** start of RECORD SET **
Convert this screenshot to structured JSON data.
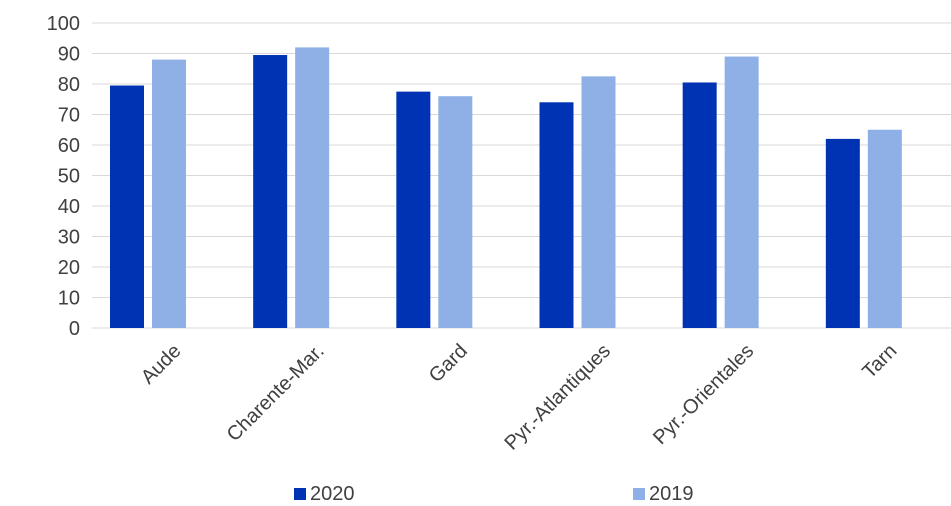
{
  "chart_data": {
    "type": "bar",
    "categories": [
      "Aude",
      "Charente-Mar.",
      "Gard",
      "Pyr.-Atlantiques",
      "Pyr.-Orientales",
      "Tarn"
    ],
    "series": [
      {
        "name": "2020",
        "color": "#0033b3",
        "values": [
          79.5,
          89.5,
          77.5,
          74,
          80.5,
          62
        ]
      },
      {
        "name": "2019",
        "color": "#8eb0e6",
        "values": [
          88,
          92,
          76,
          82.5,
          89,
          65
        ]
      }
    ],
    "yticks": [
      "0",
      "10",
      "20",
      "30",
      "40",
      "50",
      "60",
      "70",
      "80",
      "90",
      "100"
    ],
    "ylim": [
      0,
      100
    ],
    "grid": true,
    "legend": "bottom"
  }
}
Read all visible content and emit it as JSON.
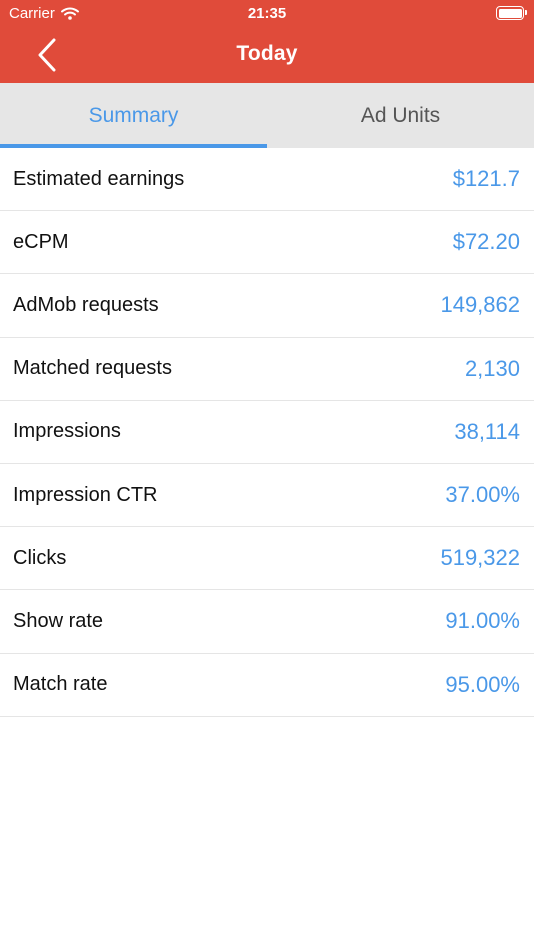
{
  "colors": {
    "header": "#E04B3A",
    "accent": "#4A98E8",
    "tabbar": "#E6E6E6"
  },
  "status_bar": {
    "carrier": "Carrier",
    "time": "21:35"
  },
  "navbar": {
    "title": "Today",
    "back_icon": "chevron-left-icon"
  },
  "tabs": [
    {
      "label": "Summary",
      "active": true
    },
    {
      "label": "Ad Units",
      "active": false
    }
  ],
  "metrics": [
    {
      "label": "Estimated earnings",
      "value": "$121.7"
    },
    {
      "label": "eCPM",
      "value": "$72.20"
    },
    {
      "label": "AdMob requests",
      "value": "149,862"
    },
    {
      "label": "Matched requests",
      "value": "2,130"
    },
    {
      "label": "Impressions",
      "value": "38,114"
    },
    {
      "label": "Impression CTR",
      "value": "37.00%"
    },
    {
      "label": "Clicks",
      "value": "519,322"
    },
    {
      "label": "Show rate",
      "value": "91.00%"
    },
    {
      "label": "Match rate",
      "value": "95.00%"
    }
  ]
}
** end of RECORD SET **
** start of RECORD SET **
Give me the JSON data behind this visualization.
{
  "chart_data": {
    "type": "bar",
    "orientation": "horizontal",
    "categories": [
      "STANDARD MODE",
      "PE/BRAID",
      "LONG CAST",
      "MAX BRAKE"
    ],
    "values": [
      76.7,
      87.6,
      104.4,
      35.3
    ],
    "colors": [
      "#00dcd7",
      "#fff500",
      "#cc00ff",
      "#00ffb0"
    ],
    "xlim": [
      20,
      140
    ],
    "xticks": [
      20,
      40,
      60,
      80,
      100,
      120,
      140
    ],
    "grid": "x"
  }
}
** end of RECORD SET **
Pull out each line containing the word "this" and copy it.

Convert this screenshot to structured JSON data.
Give me the JSON data behind this visualization.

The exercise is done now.